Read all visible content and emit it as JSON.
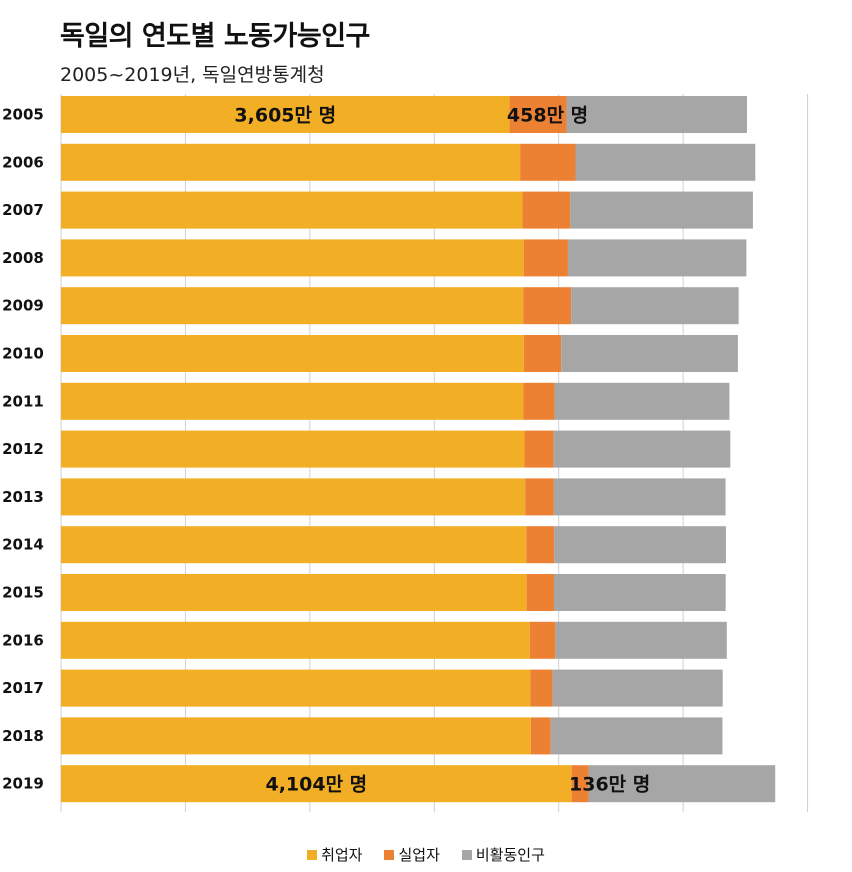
{
  "title": "독일의 연도별 노동가능인구",
  "subtitle": "2005~2019년, 독일연방통계청",
  "colors": {
    "employed": "#F2AE24",
    "unemployed": "#EC8133",
    "inactive": "#A6A6A6",
    "grid": "#D0D0D0"
  },
  "chart_data": {
    "type": "bar",
    "orientation": "horizontal",
    "stacked": true,
    "categories": [
      "2005",
      "2006",
      "2007",
      "2008",
      "2009",
      "2010",
      "2011",
      "2012",
      "2013",
      "2014",
      "2015",
      "2016",
      "2017",
      "2018",
      "2019"
    ],
    "series": [
      {
        "name": "취업자",
        "values": [
          3605,
          3690,
          3708,
          3719,
          3715,
          3720,
          3716,
          3724,
          3731,
          3739,
          3742,
          3768,
          3772,
          3776,
          4104
        ]
      },
      {
        "name": "실업자",
        "values": [
          458,
          445,
          385,
          355,
          385,
          300,
          250,
          235,
          230,
          225,
          220,
          205,
          180,
          160,
          136
        ]
      },
      {
        "name": "비활동인구",
        "values": [
          1450,
          1445,
          1468,
          1434,
          1346,
          1420,
          1406,
          1420,
          1380,
          1380,
          1380,
          1378,
          1366,
          1380,
          1500
        ]
      }
    ],
    "xlim": [
      0,
      6100
    ],
    "grid": true,
    "legend": "bottom",
    "annotations": [
      {
        "category": "2005",
        "series": "취업자",
        "text": "3,605만 명"
      },
      {
        "category": "2005",
        "series": "실업자",
        "text": "458만 명"
      },
      {
        "category": "2019",
        "series": "취업자",
        "text": "4,104만 명"
      },
      {
        "category": "2019",
        "series": "실업자",
        "text": "136만 명"
      }
    ]
  }
}
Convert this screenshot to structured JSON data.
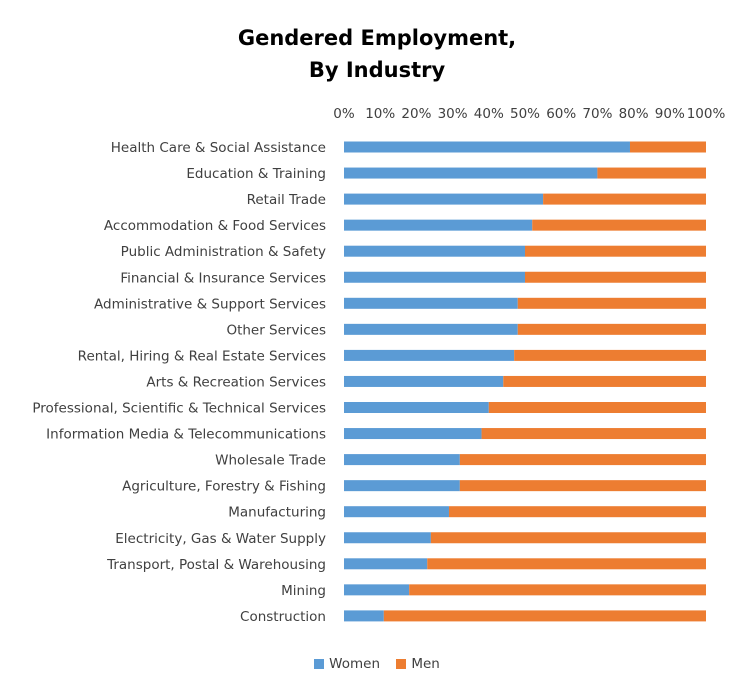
{
  "chart_data": {
    "type": "bar",
    "orientation": "horizontal",
    "stacked": "percent",
    "title_lines": [
      "Gendered Employment,",
      "By Industry"
    ],
    "xlim": [
      0,
      100
    ],
    "x_ticks": [
      "0%",
      "10%",
      "20%",
      "30%",
      "40%",
      "50%",
      "60%",
      "70%",
      "80%",
      "90%",
      "100%"
    ],
    "categories": [
      "Health Care & Social Assistance",
      "Education & Training",
      "Retail Trade",
      "Accommodation & Food Services",
      "Public Administration & Safety",
      "Financial & Insurance Services",
      "Administrative & Support Services",
      "Other Services",
      "Rental, Hiring & Real Estate Services",
      "Arts & Recreation Services",
      "Professional, Scientific & Technical Services",
      "Information Media & Telecommunications",
      "Wholesale Trade",
      "Agriculture, Forestry & Fishing",
      "Manufacturing",
      "Electricity, Gas & Water Supply",
      "Transport, Postal & Warehousing",
      "Mining",
      "Construction"
    ],
    "series": [
      {
        "name": "Women",
        "color": "#5B9BD5",
        "values": [
          79,
          70,
          55,
          52,
          50,
          50,
          48,
          48,
          47,
          44,
          40,
          38,
          32,
          32,
          29,
          24,
          23,
          18,
          11
        ]
      },
      {
        "name": "Men",
        "color": "#ED7D31",
        "values": [
          21,
          30,
          45,
          48,
          50,
          50,
          52,
          52,
          53,
          56,
          60,
          62,
          68,
          68,
          71,
          76,
          77,
          82,
          89
        ]
      }
    ],
    "legend": "bottom"
  }
}
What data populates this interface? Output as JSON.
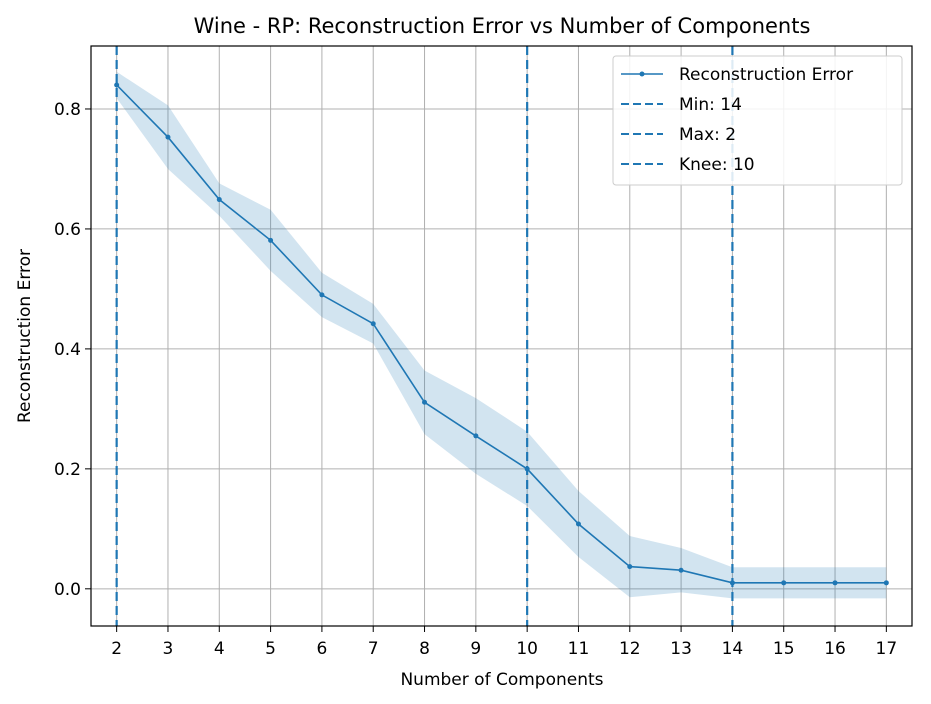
{
  "chart_data": {
    "type": "line",
    "title": "Wine - RP: Reconstruction Error vs Number of Components",
    "xlabel": "Number of Components",
    "ylabel": "Reconstruction Error",
    "xlim": [
      1.5,
      17.5
    ],
    "ylim": [
      -0.062,
      0.905
    ],
    "x_ticks": [
      2,
      3,
      4,
      5,
      6,
      7,
      8,
      9,
      10,
      11,
      12,
      13,
      14,
      15,
      16,
      17
    ],
    "y_ticks": [
      0.0,
      0.2,
      0.4,
      0.6,
      0.8
    ],
    "y_tick_labels": [
      "0.0",
      "0.2",
      "0.4",
      "0.6",
      "0.8"
    ],
    "grid": true,
    "legend_position": "top-right",
    "series": [
      {
        "name": "Reconstruction Error",
        "color": "#1f77b4",
        "x": [
          2,
          3,
          4,
          5,
          6,
          7,
          8,
          9,
          10,
          11,
          12,
          13,
          14,
          15,
          16,
          17
        ],
        "values": [
          0.84,
          0.753,
          0.649,
          0.581,
          0.49,
          0.442,
          0.311,
          0.255,
          0.2,
          0.108,
          0.037,
          0.031,
          0.01,
          0.01,
          0.01,
          0.01
        ],
        "band_upper": [
          0.862,
          0.806,
          0.676,
          0.632,
          0.527,
          0.475,
          0.364,
          0.318,
          0.262,
          0.163,
          0.088,
          0.068,
          0.036,
          0.036,
          0.036,
          0.036
        ],
        "band_lower": [
          0.818,
          0.7,
          0.622,
          0.53,
          0.453,
          0.409,
          0.258,
          0.192,
          0.138,
          0.053,
          -0.014,
          -0.006,
          -0.016,
          -0.016,
          -0.016,
          -0.016
        ],
        "band_color": "#1f77b4"
      }
    ],
    "vlines": [
      {
        "name": "Min: 14",
        "x": 14,
        "color": "#1f77b4",
        "style": "dashed"
      },
      {
        "name": "Max: 2",
        "x": 2,
        "color": "#1f77b4",
        "style": "dashed"
      },
      {
        "name": "Knee: 10",
        "x": 10,
        "color": "#1f77b4",
        "style": "dashed"
      }
    ]
  }
}
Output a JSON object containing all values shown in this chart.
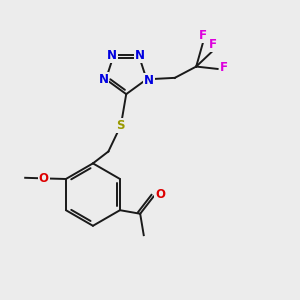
{
  "bg_color": "#ececec",
  "bond_color": "#1a1a1a",
  "N_color": "#0000e0",
  "O_color": "#dd0000",
  "S_color": "#999900",
  "F_color": "#dd00dd",
  "font_size": 8.5,
  "lw": 1.4,
  "fig_size": [
    3.0,
    3.0
  ],
  "dpi": 100,
  "xlim": [
    0,
    10
  ],
  "ylim": [
    0,
    10
  ]
}
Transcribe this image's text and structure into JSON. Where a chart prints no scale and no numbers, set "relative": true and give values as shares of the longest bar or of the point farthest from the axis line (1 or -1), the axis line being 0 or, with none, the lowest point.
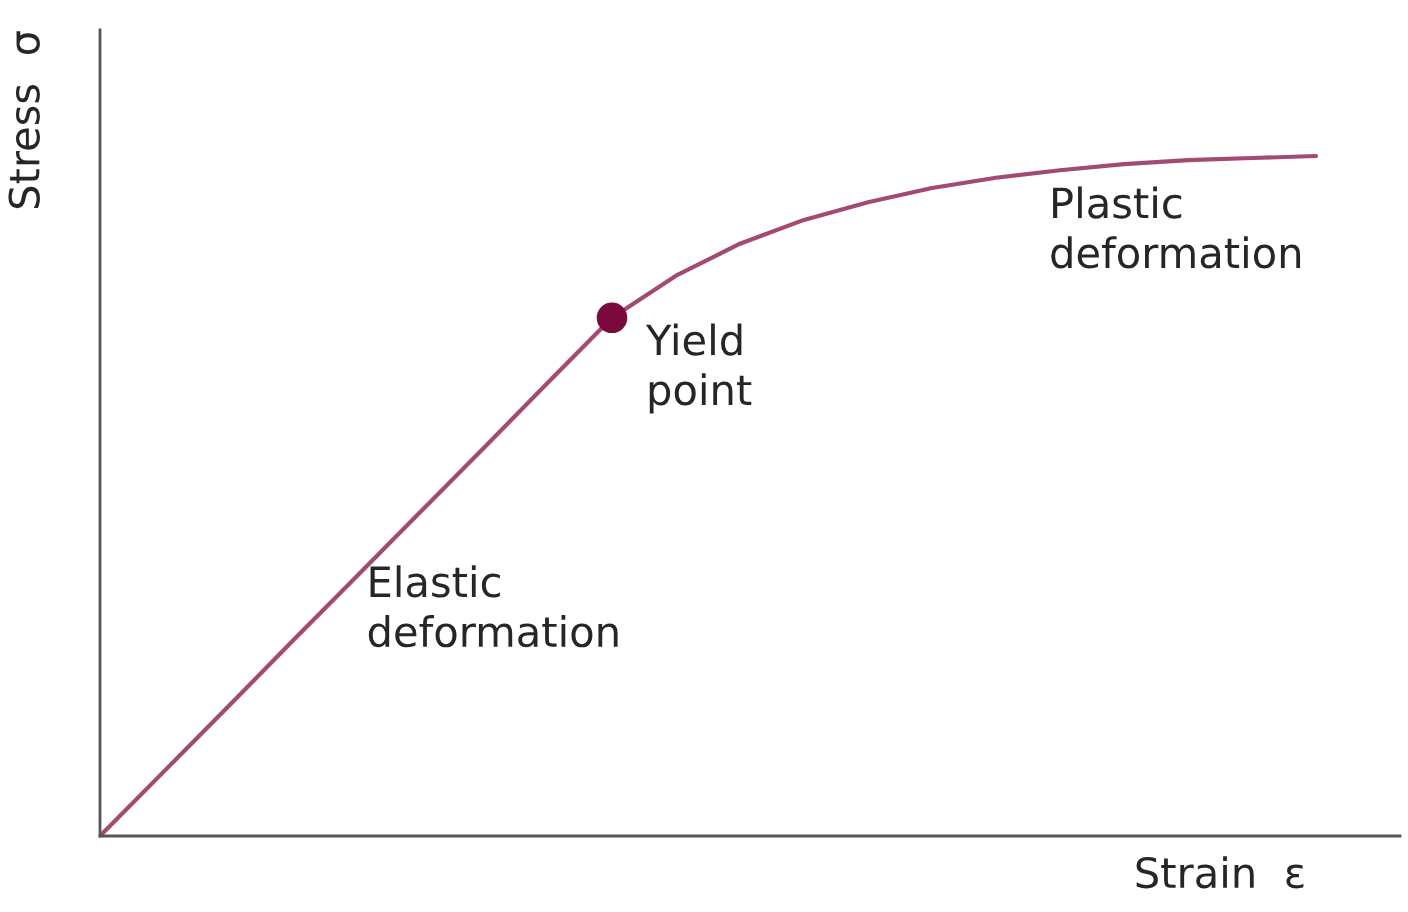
{
  "chart_data": {
    "type": "line",
    "relative": true,
    "tick_labels": false,
    "xlabel": "Strain  ε",
    "ylabel": "Stress  σ",
    "categories": [
      null,
      null,
      null,
      null,
      null,
      null,
      null,
      null,
      null,
      null,
      null,
      null,
      null,
      null,
      null,
      null,
      null,
      null,
      null,
      null
    ],
    "series": [
      {
        "color": "#a34a72",
        "values": [
          0,
          0.095,
          0.19,
          0.286,
          0.381,
          0.476,
          0.571,
          0.667,
          0.762,
          0.824,
          0.871,
          0.906,
          0.932,
          0.953,
          0.968,
          0.979,
          0.988,
          0.994,
          0.997,
          1.0
        ]
      }
    ],
    "annotations": [
      "Elastic\ndeformation",
      "Yield\npoint",
      "Plastic\ndeformation"
    ]
  }
}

--- Work instructions ---
Every line of the data above should be quoted exactly. Omit the pictures.

--- Final answer ---
Read all visible content and emit it as JSON.
{
  "title": "독일의 연도별 노동가능인구",
  "subtitle": "2005~2019년, 독일연방통계청",
  "colors": {
    "employed": "#F2AE24",
    "unemployed": "#EC8133",
    "inactive": "#A6A6A6",
    "grid": "#D0D0D0"
  },
  "chart_data": {
    "type": "bar",
    "orientation": "horizontal",
    "stacked": true,
    "categories": [
      "2005",
      "2006",
      "2007",
      "2008",
      "2009",
      "2010",
      "2011",
      "2012",
      "2013",
      "2014",
      "2015",
      "2016",
      "2017",
      "2018",
      "2019"
    ],
    "series": [
      {
        "name": "취업자",
        "values": [
          3605,
          3690,
          3708,
          3719,
          3715,
          3720,
          3716,
          3724,
          3731,
          3739,
          3742,
          3768,
          3772,
          3776,
          4104
        ]
      },
      {
        "name": "실업자",
        "values": [
          458,
          445,
          385,
          355,
          385,
          300,
          250,
          235,
          230,
          225,
          220,
          205,
          180,
          160,
          136
        ]
      },
      {
        "name": "비활동인구",
        "values": [
          1450,
          1445,
          1468,
          1434,
          1346,
          1420,
          1406,
          1420,
          1380,
          1380,
          1380,
          1378,
          1366,
          1380,
          1500
        ]
      }
    ],
    "xlim": [
      0,
      6100
    ],
    "grid": true,
    "legend": "bottom",
    "annotations": [
      {
        "category": "2005",
        "series": "취업자",
        "text": "3,605만 명"
      },
      {
        "category": "2005",
        "series": "실업자",
        "text": "458만 명"
      },
      {
        "category": "2019",
        "series": "취업자",
        "text": "4,104만 명"
      },
      {
        "category": "2019",
        "series": "실업자",
        "text": "136만 명"
      }
    ]
  }
}
Convert this screenshot to structured JSON data.
{
  "chart_data": {
    "type": "bar",
    "orientation": "horizontal",
    "stacked": "percent",
    "title_lines": [
      "Gendered Employment,",
      "By Industry"
    ],
    "xlim": [
      0,
      100
    ],
    "x_ticks": [
      "0%",
      "10%",
      "20%",
      "30%",
      "40%",
      "50%",
      "60%",
      "70%",
      "80%",
      "90%",
      "100%"
    ],
    "categories": [
      "Health Care & Social Assistance",
      "Education & Training",
      "Retail Trade",
      "Accommodation & Food Services",
      "Public Administration & Safety",
      "Financial & Insurance Services",
      "Administrative & Support Services",
      "Other Services",
      "Rental, Hiring & Real Estate Services",
      "Arts & Recreation Services",
      "Professional, Scientific & Technical Services",
      "Information Media & Telecommunications",
      "Wholesale Trade",
      "Agriculture, Forestry & Fishing",
      "Manufacturing",
      "Electricity, Gas & Water Supply",
      "Transport, Postal & Warehousing",
      "Mining",
      "Construction"
    ],
    "series": [
      {
        "name": "Women",
        "color": "#5B9BD5",
        "values": [
          79,
          70,
          55,
          52,
          50,
          50,
          48,
          48,
          47,
          44,
          40,
          38,
          32,
          32,
          29,
          24,
          23,
          18,
          11
        ]
      },
      {
        "name": "Men",
        "color": "#ED7D31",
        "values": [
          21,
          30,
          45,
          48,
          50,
          50,
          52,
          52,
          53,
          56,
          60,
          62,
          68,
          68,
          71,
          76,
          77,
          82,
          89
        ]
      }
    ],
    "legend": "bottom"
  }
}
What data populates this interface? Output as JSON.
{
  "chart_data": {
    "type": "line",
    "title": "Wine - RP: Reconstruction Error vs Number of Components",
    "xlabel": "Number of Components",
    "ylabel": "Reconstruction Error",
    "xlim": [
      1.5,
      17.5
    ],
    "ylim": [
      -0.062,
      0.905
    ],
    "x_ticks": [
      2,
      3,
      4,
      5,
      6,
      7,
      8,
      9,
      10,
      11,
      12,
      13,
      14,
      15,
      16,
      17
    ],
    "y_ticks": [
      0.0,
      0.2,
      0.4,
      0.6,
      0.8
    ],
    "y_tick_labels": [
      "0.0",
      "0.2",
      "0.4",
      "0.6",
      "0.8"
    ],
    "grid": true,
    "legend_position": "top-right",
    "series": [
      {
        "name": "Reconstruction Error",
        "color": "#1f77b4",
        "x": [
          2,
          3,
          4,
          5,
          6,
          7,
          8,
          9,
          10,
          11,
          12,
          13,
          14,
          15,
          16,
          17
        ],
        "values": [
          0.84,
          0.753,
          0.649,
          0.581,
          0.49,
          0.442,
          0.311,
          0.255,
          0.2,
          0.108,
          0.037,
          0.031,
          0.01,
          0.01,
          0.01,
          0.01
        ],
        "band_upper": [
          0.862,
          0.806,
          0.676,
          0.632,
          0.527,
          0.475,
          0.364,
          0.318,
          0.262,
          0.163,
          0.088,
          0.068,
          0.036,
          0.036,
          0.036,
          0.036
        ],
        "band_lower": [
          0.818,
          0.7,
          0.622,
          0.53,
          0.453,
          0.409,
          0.258,
          0.192,
          0.138,
          0.053,
          -0.014,
          -0.006,
          -0.016,
          -0.016,
          -0.016,
          -0.016
        ],
        "band_color": "#1f77b4"
      }
    ],
    "vlines": [
      {
        "name": "Min: 14",
        "x": 14,
        "color": "#1f77b4",
        "style": "dashed"
      },
      {
        "name": "Max: 2",
        "x": 2,
        "color": "#1f77b4",
        "style": "dashed"
      },
      {
        "name": "Knee: 10",
        "x": 10,
        "color": "#1f77b4",
        "style": "dashed"
      }
    ]
  }
}
Output a JSON object containing all values shown in this chart.
{
  "bg_color": "#ececec",
  "bond_color": "#1a1a1a",
  "N_color": "#0000e0",
  "O_color": "#dd0000",
  "S_color": "#999900",
  "F_color": "#dd00dd",
  "font_size": 8.5,
  "lw": 1.4,
  "fig_size": [
    3.0,
    3.0
  ],
  "dpi": 100,
  "xlim": [
    0,
    10
  ],
  "ylim": [
    0,
    10
  ]
}
Transcribe this image's text and structure into JSON. Where a chart prints no scale and no numbers, set "relative": true and give values as shares of the longest bar or of the point farthest from the axis line (1 or -1), the axis line being 0 or, with none, the lowest point.
{
  "chart_data": {
    "type": "line",
    "relative": true,
    "tick_labels": false,
    "xlabel": "Strain  ε",
    "ylabel": "Stress  σ",
    "categories": [
      null,
      null,
      null,
      null,
      null,
      null,
      null,
      null,
      null,
      null,
      null,
      null,
      null,
      null,
      null,
      null,
      null,
      null,
      null,
      null
    ],
    "series": [
      {
        "color": "#a34a72",
        "values": [
          0,
          0.095,
          0.19,
          0.286,
          0.381,
          0.476,
          0.571,
          0.667,
          0.762,
          0.824,
          0.871,
          0.906,
          0.932,
          0.953,
          0.968,
          0.979,
          0.988,
          0.994,
          0.997,
          1.0
        ]
      }
    ],
    "annotations": [
      "Elastic\ndeformation",
      "Yield\npoint",
      "Plastic\ndeformation"
    ]
  }
}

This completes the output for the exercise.